=== RECORDS TO PROCESS ===
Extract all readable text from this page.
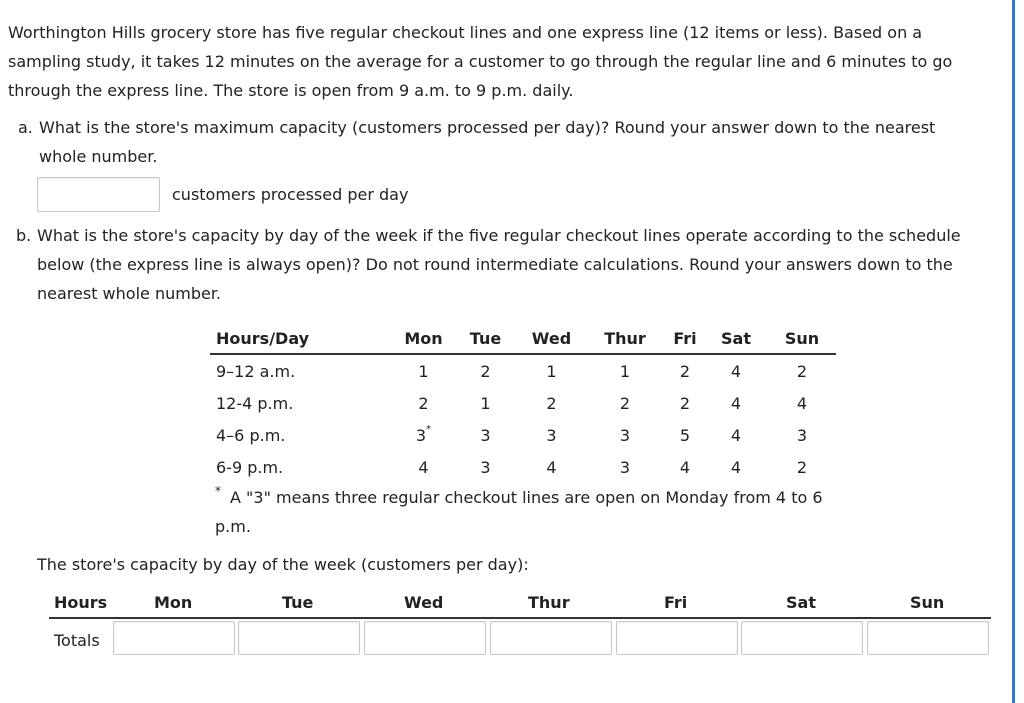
Worthington Hills grocery store has five regular checkout lines and one express line (12 items or less). Based on a sampling study, it takes 12 minutes on the average for a customer to go through the regular line and 6 minutes to go through the express line. The store is open from 9 a.m. to 9 p.m. daily.

a. What is the store's maximum capacity (customers processed per day)? Round your answer down to the nearest whole number.
customers processed per day
b. What is the store's capacity by day of the week if the five regular checkout lines operate according to the schedule below (the express line is always open)? Do not round intermediate calculations. Round your answers down to the nearest whole number.
Hours/Day	Mon	Tue	Wed	Thur	Fri	Sat	Sun
9–12 a.m.	1	2	1	1	2	4	2
12-4 p.m.	2	1	2	2	2	4	4
4–6 p.m.	3*	3	3	3	5	4	3
6-9 p.m.	4	3	4	3	4	4	2
* A "3" means three regular checkout lines are open on Monday from 4 to 6 p.m.
The store's capacity by day of the week (customers per day):
Hours	Mon	Tue	Wed	Thur	Fri	Sat	Sun
Totals
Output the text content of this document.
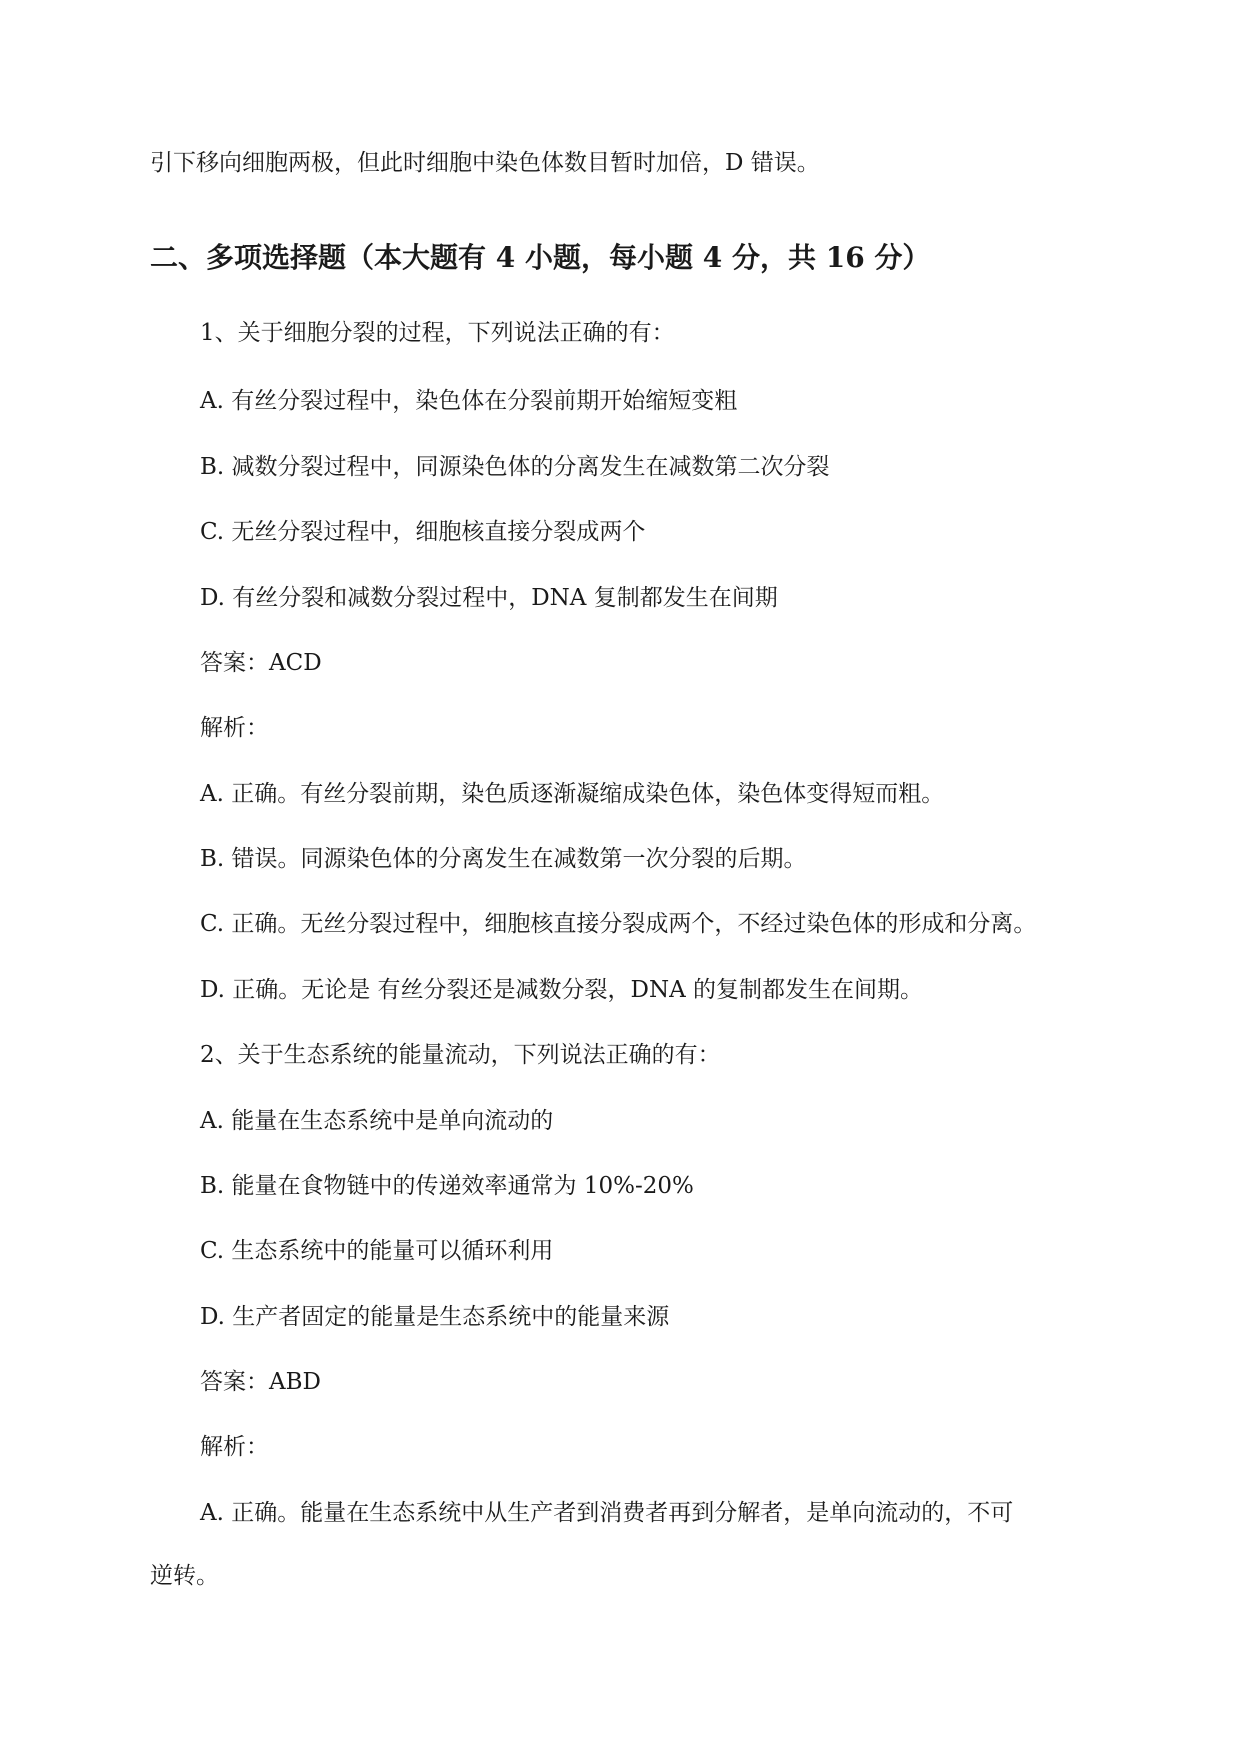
引下移向细胞两极，但此时细胞中染色体数目暂时加倍，D 错误。
二、多项选择题（本大题有 4 小题，每小题 4 分，共 16 分）
1、关于细胞分裂的过程，下列说法正确的有：
A. 有丝分裂过程中，染色体在分裂前期开始缩短变粗
B. 减数分裂过程中，同源染色体的分离发生在减数第二次分裂
C. 无丝分裂过程中，细胞核直接分裂成两个
D. 有丝分裂和减数分裂过程中，DNA 复制都发生在间期
答案：ACD
解析：
A. 正确。有丝分裂前期，染色质逐渐凝缩成染色体，染色体变得短而粗。
B. 错误。同源染色体的分离发生在减数第一次分裂的后期。
C. 正确。无丝分裂过程中，细胞核直接分裂成两个，不经过染色体的形成和分离。
D. 正确。无论是 有丝分裂还是减数分裂，DNA 的复制都发生在间期。
2、关于生态系统的能量流动，下列说法正确的有：
A. 能量在生态系统中是单向流动的
B. 能量在食物链中的传递效率通常为 10%-20%
C. 生态系统中的能量可以循环利用
D. 生产者固定的能量是生态系统中的能量来源
答案：ABD
解析：
A. 正确。能量在生态系统中从生产者到消费者再到分解者，是单向流动的，不可
逆转。
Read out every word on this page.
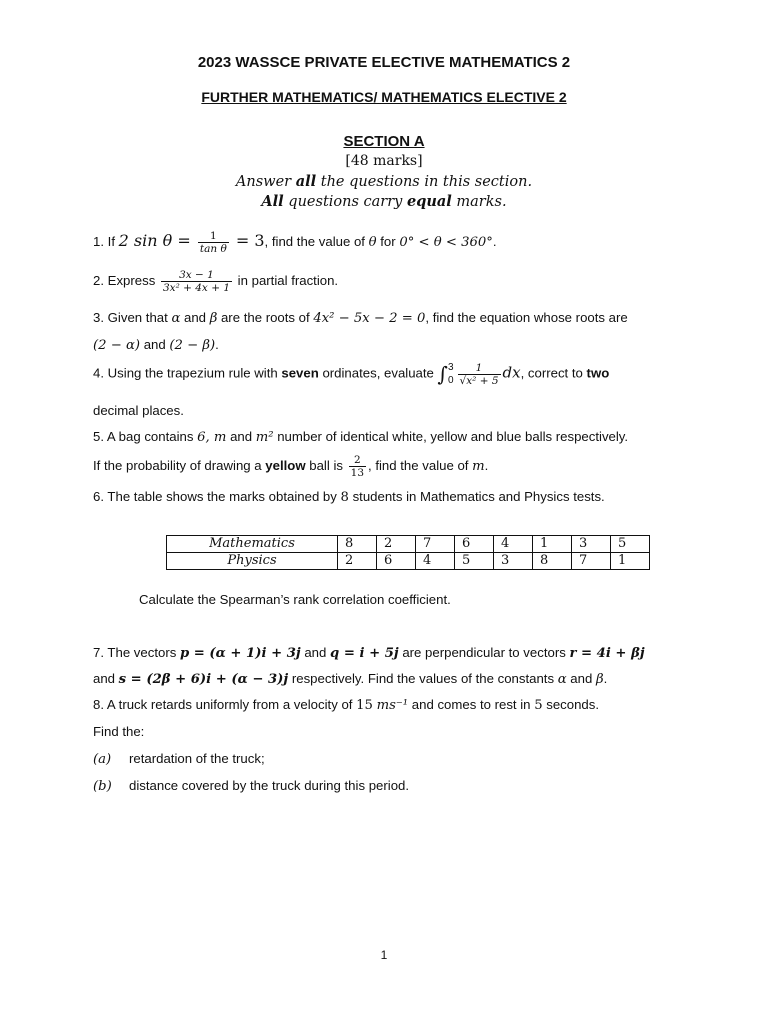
2023 WASSCE PRIVATE ELECTIVE MATHEMATICS 2
FURTHER MATHEMATICS/ MATHEMATICS ELECTIVE 2
SECTION A
[48 marks]
Answer all the questions in this section.
All questions carry equal marks.
1. If 2 $\sin \theta = \frac{1}{\text{tan θ}} = 3$, find the value of θ for 0° < θ < 360°.
2. Express $\frac{3x - 1}{\text{3x² + 4x + 1}}$ in partial fraction.
3. Given that α and β are the roots of 4x² − 5x − 2 = 0, find the equation whose roots are
(2 − α) and (2 − β).
4. Using the trapezium rule with seven ordinates, evaluate ∫ 3
$0 \frac{1}{\text{√x² + 5}}$ dx, correct to two
decimal places.
5. A bag contains 6, m and m² number of identical white, yellow and blue balls respectively.
If the probability of drawing a yellow ball is $\frac{2}{13}$ , find the value of m.
6. The table shows the marks obtained by 8 students in Mathematics and Physics tests.
Mathematics	8	2	7	6	4	1	3	5
Physics	2	6	4	5	3	8	7	1
Calculate the Spearman’s rank correlation coefficient.
7. The vectors p = (α + 1)i + 3j and q = i + 5j are perpendicular to vectors r = 4i + βj
and s = (2β + 6)i + (α − 3)j respectively. Find the values of the constants α and β.
8. A truck retards uniformly from a velocity of 15 ms⁻¹ and comes to rest in 5 seconds.
Find the:
(a) retardation of the truck;
(b) distance covered by the truck during this period.
1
===
Write out every entry again word for word, without any of the pictures.

Extract all readable text from this page.
Worthington Hills grocery store has five regular checkout lines and one express line (12 items or less). Based on a sampling study, it takes 12 minutes on the average for a customer to go through the regular line and 6 minutes to go through the express line. The store is open from 9 a.m. to 9 p.m. daily.

a. What is the store's maximum capacity (customers processed per day)? Round your answer down to the nearest whole number.
customers processed per day
b. What is the store's capacity by day of the week if the five regular checkout lines operate according to the schedule below (the express line is always open)? Do not round intermediate calculations. Round your answers down to the nearest whole number.
Hours/Day	Mon	Tue	Wed	Thur	Fri	Sat	Sun
9–12 a.m.	1	2	1	1	2	4	2
12-4 p.m.	2	1	2	2	2	4	4
4–6 p.m.	3*	3	3	3	5	4	3
6-9 p.m.	4	3	4	3	4	4	2
* A "3" means three regular checkout lines are open on Monday from 4 to 6 p.m.
The store's capacity by day of the week (customers per day):
Hours	Mon	Tue	Wed	Thur	Fri	Sat	Sun
Totals
Output the text content of this document.
引下移向细胞两极，但此时细胞中染色体数目暂时加倍，D 错误。
二、多项选择题（本大题有 4 小题，每小题 4 分，共 16 分）
1、关于细胞分裂的过程，下列说法正确的有：
A. 有丝分裂过程中，染色体在分裂前期开始缩短变粗
B. 减数分裂过程中，同源染色体的分离发生在减数第二次分裂
C. 无丝分裂过程中，细胞核直接分裂成两个
D. 有丝分裂和减数分裂过程中，DNA 复制都发生在间期
答案：ACD
解析：
A. 正确。有丝分裂前期，染色质逐渐凝缩成染色体，染色体变得短而粗。
B. 错误。同源染色体的分离发生在减数第一次分裂的后期。
C. 正确。无丝分裂过程中，细胞核直接分裂成两个，不经过染色体的形成和分离。
D. 正确。无论是 有丝分裂还是减数分裂，DNA 的复制都发生在间期。
2、关于生态系统的能量流动，下列说法正确的有：
A. 能量在生态系统中是单向流动的
B. 能量在食物链中的传递效率通常为 10%-20%
C. 生态系统中的能量可以循环利用
D. 生产者固定的能量是生态系统中的能量来源
答案：ABD
解析：
A. 正确。能量在生态系统中从生产者到消费者再到分解者，是单向流动的，不可
逆转。
Read out every word on this page.
2023 WASSCE PRIVATE ELECTIVE MATHEMATICS 2
FURTHER MATHEMATICS/ MATHEMATICS ELECTIVE 2
SECTION A
[48 marks]
Answer all the questions in this section.
All questions carry equal marks.
1. If 2 $\sin \theta = \frac{1}{\text{tan θ}} = 3$, find the value of θ for 0° < θ < 360°.
2. Express $\frac{3x - 1}{\text{3x² + 4x + 1}}$ in partial fraction.
3. Given that α and β are the roots of 4x² − 5x − 2 = 0, find the equation whose roots are
(2 − α) and (2 − β).
4. Using the trapezium rule with seven ordinates, evaluate ∫ 3
$0 \frac{1}{\text{√x² + 5}}$ dx, correct to two
decimal places.
5. A bag contains 6, m and m² number of identical white, yellow and blue balls respectively.
If the probability of drawing a yellow ball is $\frac{2}{13}$ , find the value of m.
6. The table shows the marks obtained by 8 students in Mathematics and Physics tests.
Mathematics	8	2	7	6	4	1	3	5
Physics	2	6	4	5	3	8	7	1
Calculate the Spearman’s rank correlation coefficient.
7. The vectors p = (α + 1)i + 3j and q = i + 5j are perpendicular to vectors r = 4i + βj
and s = (2β + 6)i + (α − 3)j respectively. Find the values of the constants α and β.
8. A truck retards uniformly from a velocity of 15 ms⁻¹ and comes to rest in 5 seconds.
Find the:
(a) retardation of the truck;
(b) distance covered by the truck during this period.
1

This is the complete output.